> _GIVEN RECORDS_
+++
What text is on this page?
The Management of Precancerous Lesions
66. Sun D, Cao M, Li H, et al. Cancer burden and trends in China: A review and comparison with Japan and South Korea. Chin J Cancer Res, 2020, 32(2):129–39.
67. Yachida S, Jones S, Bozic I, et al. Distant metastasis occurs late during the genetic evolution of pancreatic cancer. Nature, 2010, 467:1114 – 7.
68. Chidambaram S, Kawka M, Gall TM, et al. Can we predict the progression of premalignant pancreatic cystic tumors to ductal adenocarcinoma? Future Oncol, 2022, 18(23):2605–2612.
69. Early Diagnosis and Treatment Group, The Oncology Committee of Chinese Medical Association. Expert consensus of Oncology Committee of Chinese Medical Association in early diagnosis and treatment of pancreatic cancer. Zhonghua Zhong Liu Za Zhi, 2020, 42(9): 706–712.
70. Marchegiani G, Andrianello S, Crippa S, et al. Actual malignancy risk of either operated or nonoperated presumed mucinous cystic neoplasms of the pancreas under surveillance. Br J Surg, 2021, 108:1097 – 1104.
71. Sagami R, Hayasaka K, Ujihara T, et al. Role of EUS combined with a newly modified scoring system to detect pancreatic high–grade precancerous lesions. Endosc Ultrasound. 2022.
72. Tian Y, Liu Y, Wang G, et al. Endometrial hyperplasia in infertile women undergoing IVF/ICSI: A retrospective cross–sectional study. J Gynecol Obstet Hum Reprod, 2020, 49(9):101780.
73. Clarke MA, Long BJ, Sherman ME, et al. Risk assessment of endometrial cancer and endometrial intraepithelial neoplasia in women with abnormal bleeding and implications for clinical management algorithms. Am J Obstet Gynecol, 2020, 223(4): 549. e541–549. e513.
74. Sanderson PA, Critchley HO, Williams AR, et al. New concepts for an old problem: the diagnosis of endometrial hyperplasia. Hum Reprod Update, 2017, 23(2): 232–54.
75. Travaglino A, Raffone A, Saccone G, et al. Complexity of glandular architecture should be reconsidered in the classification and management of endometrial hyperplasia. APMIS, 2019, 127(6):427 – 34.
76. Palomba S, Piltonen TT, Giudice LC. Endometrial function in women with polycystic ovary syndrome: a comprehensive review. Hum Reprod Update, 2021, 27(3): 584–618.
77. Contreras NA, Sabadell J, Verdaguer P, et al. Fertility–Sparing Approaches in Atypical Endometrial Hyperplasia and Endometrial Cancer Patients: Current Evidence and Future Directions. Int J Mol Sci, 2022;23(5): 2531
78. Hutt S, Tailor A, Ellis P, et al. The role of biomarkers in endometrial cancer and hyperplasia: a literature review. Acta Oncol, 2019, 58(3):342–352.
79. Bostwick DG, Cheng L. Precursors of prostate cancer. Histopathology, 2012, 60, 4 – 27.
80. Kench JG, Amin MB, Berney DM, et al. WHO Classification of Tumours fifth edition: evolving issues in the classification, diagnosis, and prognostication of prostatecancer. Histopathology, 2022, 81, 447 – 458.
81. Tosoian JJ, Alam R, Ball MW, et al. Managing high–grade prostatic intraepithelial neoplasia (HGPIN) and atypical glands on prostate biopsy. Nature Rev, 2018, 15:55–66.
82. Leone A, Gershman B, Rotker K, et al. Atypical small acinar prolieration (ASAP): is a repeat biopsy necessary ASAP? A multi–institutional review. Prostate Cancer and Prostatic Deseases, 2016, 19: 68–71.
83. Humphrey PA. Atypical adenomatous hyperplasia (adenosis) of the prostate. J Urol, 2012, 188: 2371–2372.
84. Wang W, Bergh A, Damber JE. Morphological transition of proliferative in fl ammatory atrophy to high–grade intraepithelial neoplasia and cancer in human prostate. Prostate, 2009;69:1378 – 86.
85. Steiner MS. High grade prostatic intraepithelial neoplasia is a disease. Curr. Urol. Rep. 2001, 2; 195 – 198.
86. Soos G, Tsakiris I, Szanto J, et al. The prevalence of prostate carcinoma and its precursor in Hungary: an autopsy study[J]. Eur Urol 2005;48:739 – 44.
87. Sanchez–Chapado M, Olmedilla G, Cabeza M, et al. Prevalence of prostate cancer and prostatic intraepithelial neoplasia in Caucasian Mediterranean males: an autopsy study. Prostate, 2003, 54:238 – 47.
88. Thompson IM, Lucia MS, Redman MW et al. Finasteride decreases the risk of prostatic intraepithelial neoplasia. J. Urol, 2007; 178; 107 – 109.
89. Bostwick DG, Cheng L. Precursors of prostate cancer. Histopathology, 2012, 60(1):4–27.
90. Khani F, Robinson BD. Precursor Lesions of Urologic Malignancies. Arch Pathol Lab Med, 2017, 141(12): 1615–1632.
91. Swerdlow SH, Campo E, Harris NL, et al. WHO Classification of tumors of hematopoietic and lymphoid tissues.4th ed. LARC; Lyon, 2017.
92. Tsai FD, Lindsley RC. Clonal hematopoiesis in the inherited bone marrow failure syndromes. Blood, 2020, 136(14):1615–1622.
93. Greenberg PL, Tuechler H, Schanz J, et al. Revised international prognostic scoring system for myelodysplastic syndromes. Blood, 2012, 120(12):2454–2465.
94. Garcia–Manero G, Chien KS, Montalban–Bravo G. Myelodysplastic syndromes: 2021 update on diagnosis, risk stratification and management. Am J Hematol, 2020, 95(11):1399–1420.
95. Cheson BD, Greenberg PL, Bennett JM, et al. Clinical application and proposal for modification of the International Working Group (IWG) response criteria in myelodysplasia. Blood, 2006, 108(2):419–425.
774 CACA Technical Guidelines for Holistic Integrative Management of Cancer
+++
> _TASK PROMPT_
Provide the number of lines above that include the string "Bostwick", with no other words.

> _RESPONSE_
2